EXERCISE REQUIREMENTS:
• 1. Translate this sentence from the passage on fluticasone furoate/vilanterol into Spanish: "Systemic exposure was not increased in subjects with severe renal impairment compared with healthy subjects (Figure 3)."
• 2. In the passage on fluticasone furoate/vilanterol, what dose of fluticasone furoate/vilanterol was given to the severe hepatic impairment group?

Vilanterol: Hepatic impairment had no effect on vilanterol systemic exposure (Cmax and AUCss on Day 7) following repeat-dose administration of fluticasone furoate/vilanterol 200/25 mcg (100/12.5 mcg in the severe impairment group) for 7 days (Figure 3).
There were no additional clinically relevant effects of the fluticasone furoate/vilanterol combinations on heart rate or serum potassium in subjects with mild or moderate hepatic impairment (vilanterol 25 mcg combination) or with severe hepatic impairment (vilanterol 12.5 mcg combination) compared with healthy subjects.
Patients with Renal Impairment: Fluticasone Furoate: Systemic exposure was not increased in subjects with severe renal impairment compared with healthy subjects (Figure 3). There was no evidence of greater corticosteroid class-related systemic effects (assessed by serum cortisol) in subjects with severe renal impairment compared with healthy subjects.

(Document layout detection data)
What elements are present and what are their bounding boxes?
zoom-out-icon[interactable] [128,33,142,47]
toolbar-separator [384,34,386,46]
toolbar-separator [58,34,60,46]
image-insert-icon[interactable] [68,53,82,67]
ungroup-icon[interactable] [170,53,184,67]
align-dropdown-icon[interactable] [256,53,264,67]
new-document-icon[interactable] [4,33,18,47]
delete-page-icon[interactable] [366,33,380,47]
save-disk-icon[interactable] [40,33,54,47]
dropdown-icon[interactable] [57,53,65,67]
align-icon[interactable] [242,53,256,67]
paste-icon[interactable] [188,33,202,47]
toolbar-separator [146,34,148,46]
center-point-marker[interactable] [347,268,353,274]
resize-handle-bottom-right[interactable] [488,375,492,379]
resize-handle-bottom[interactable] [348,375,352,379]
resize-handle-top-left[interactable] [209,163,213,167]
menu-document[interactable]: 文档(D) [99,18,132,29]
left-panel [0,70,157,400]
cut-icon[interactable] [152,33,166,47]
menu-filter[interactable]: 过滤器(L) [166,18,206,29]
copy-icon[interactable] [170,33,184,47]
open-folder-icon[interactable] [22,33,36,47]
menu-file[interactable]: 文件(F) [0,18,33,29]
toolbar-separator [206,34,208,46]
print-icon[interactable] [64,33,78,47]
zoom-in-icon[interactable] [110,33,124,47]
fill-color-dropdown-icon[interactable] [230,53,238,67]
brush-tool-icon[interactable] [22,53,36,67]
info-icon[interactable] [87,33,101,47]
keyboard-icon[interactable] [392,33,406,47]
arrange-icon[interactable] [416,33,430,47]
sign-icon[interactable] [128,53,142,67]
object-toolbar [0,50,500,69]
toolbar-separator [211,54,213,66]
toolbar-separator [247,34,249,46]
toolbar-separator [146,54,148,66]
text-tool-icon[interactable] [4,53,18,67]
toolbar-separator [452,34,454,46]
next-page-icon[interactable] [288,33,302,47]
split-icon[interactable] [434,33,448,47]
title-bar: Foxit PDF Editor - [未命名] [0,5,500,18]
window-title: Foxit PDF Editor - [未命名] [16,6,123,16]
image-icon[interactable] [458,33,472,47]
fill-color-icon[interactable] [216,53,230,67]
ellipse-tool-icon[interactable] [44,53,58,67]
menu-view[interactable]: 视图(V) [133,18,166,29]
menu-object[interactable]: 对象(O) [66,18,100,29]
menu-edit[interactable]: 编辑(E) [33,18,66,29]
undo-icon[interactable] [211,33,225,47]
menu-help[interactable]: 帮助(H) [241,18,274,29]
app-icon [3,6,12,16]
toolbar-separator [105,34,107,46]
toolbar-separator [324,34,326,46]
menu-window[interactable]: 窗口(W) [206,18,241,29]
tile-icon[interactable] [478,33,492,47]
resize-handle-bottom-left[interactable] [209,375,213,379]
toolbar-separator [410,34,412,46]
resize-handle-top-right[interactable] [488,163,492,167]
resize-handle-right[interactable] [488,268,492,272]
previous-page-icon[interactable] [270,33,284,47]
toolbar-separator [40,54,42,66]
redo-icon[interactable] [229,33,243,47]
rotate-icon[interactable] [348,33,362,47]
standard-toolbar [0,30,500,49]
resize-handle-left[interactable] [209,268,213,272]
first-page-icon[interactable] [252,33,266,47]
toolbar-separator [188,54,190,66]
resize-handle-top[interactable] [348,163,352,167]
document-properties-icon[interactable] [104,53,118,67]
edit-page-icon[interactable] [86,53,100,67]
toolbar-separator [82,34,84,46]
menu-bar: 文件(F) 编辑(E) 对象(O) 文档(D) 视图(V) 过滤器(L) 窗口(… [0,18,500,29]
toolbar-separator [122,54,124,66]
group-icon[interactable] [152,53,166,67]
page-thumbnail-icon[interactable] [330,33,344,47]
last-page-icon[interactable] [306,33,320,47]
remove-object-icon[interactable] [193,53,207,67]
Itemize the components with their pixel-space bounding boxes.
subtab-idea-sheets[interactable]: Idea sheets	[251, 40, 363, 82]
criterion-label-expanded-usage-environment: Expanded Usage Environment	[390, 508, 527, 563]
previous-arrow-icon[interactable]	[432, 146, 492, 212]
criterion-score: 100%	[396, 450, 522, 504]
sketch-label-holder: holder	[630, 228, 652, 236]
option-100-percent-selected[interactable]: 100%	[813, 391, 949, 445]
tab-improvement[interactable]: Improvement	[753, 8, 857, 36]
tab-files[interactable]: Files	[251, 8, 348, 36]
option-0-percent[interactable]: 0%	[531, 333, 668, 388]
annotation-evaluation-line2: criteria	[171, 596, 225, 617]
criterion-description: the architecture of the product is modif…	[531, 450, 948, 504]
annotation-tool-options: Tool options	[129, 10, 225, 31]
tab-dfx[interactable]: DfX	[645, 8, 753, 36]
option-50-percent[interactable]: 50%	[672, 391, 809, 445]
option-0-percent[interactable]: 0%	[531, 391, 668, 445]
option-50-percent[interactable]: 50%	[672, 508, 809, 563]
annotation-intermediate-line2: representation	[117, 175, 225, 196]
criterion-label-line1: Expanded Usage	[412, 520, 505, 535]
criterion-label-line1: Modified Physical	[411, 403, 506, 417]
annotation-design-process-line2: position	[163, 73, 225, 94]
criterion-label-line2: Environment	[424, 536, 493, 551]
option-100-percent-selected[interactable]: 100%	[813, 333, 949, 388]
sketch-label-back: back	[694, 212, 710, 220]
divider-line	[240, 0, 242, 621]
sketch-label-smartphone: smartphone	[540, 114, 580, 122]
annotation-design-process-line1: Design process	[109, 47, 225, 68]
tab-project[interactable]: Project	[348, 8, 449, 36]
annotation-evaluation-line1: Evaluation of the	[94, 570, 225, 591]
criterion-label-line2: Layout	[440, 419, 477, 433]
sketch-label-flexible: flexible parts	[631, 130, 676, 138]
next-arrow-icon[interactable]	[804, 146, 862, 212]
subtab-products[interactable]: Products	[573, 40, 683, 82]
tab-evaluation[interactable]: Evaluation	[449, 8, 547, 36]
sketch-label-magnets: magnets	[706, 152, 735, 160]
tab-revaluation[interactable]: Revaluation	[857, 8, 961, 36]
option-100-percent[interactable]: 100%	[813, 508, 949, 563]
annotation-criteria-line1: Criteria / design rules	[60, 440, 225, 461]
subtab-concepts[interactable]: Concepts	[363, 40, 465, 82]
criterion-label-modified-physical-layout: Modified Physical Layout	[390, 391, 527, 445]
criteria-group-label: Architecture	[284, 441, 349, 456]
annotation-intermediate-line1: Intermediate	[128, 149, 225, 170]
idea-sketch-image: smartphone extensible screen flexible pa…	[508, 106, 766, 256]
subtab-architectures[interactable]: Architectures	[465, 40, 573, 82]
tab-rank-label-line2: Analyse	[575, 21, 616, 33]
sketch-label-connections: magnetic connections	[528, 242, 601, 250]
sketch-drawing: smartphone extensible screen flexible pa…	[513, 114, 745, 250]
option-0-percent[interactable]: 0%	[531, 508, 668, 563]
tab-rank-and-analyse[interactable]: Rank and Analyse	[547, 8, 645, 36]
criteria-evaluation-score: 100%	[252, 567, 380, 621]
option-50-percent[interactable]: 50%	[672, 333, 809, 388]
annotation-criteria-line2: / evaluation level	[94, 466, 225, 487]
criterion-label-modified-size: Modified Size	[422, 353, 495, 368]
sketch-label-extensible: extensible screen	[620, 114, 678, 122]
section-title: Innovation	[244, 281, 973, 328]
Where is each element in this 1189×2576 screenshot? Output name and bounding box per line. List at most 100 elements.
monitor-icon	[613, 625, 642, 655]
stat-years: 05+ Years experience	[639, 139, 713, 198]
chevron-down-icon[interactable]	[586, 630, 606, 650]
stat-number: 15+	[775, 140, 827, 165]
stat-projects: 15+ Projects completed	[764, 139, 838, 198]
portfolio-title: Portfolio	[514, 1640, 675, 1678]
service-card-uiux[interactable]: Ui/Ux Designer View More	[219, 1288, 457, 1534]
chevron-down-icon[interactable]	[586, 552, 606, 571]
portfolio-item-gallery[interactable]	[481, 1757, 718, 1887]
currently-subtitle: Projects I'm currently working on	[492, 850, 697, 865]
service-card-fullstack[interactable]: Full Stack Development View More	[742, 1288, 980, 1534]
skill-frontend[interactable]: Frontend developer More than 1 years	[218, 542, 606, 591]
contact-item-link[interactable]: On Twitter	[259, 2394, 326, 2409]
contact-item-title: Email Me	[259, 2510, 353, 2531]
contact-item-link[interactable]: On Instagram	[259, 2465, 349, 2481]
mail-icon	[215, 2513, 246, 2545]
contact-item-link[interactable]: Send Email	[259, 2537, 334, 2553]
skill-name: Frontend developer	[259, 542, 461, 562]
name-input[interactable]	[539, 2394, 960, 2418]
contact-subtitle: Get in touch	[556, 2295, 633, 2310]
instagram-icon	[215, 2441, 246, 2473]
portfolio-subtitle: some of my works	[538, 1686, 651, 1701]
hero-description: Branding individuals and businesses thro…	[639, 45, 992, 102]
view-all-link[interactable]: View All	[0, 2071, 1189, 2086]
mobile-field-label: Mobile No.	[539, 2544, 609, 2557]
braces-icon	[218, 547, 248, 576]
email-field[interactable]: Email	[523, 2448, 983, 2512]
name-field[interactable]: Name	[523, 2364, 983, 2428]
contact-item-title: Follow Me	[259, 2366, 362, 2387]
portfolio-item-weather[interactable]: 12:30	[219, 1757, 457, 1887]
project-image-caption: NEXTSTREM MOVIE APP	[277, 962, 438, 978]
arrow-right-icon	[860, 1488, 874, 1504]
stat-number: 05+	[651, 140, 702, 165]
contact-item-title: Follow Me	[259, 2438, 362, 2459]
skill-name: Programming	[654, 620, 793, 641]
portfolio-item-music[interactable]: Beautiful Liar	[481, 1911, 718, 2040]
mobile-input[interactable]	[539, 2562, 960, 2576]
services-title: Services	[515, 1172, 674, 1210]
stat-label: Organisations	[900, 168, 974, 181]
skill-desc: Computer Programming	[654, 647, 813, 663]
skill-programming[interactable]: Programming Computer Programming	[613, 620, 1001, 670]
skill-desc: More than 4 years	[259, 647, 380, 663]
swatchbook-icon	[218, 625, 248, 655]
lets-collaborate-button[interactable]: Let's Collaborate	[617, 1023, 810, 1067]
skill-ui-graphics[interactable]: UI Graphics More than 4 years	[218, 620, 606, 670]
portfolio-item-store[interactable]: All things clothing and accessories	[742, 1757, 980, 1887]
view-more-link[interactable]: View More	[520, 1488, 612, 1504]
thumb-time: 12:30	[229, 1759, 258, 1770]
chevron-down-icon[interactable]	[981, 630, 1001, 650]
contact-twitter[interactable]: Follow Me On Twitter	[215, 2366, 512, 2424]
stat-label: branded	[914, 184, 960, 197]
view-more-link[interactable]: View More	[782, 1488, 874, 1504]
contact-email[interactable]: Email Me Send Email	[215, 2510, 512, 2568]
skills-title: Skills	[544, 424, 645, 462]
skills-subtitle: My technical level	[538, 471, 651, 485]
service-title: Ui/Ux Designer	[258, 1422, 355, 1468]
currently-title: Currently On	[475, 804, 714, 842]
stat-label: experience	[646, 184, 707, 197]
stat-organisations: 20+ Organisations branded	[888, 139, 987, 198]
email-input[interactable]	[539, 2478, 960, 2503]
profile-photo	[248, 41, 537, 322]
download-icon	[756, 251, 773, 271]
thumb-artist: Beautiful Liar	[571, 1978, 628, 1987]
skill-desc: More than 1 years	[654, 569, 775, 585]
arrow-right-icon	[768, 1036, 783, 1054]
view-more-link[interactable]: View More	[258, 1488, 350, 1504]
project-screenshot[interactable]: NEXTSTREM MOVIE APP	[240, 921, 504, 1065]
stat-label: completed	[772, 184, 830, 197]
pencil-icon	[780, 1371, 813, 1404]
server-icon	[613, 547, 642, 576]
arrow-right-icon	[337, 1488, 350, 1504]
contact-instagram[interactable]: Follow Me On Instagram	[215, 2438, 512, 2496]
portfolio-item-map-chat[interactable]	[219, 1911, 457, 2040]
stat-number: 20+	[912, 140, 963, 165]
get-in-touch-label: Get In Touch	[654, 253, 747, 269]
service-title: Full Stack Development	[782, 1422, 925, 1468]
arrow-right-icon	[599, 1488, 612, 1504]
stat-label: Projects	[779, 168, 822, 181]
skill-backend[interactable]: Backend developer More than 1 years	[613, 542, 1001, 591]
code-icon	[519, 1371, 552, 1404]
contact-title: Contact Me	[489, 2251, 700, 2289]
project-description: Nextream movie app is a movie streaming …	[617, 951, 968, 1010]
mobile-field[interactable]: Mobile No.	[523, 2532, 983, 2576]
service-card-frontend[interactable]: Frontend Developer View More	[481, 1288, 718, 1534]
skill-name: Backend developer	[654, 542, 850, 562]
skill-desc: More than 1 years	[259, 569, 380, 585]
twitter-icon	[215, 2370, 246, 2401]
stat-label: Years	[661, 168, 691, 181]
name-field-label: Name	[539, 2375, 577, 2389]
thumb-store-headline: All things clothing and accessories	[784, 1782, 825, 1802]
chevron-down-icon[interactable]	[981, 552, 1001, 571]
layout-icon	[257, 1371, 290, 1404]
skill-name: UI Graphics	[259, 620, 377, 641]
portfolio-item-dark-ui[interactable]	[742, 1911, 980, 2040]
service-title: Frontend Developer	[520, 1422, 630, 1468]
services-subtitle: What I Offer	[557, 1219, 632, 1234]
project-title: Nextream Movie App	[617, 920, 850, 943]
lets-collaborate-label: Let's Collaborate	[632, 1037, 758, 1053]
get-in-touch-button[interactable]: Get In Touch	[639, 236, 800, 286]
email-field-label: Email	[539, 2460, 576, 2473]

SOLUTIONS TO EACH TASK:
• 1. La exposición sistémica no aumentó en los sujetos con insuficiencia renal grave en comparación con los sujetos sanos (Figura 3).

• 2. 100/12.5 mcg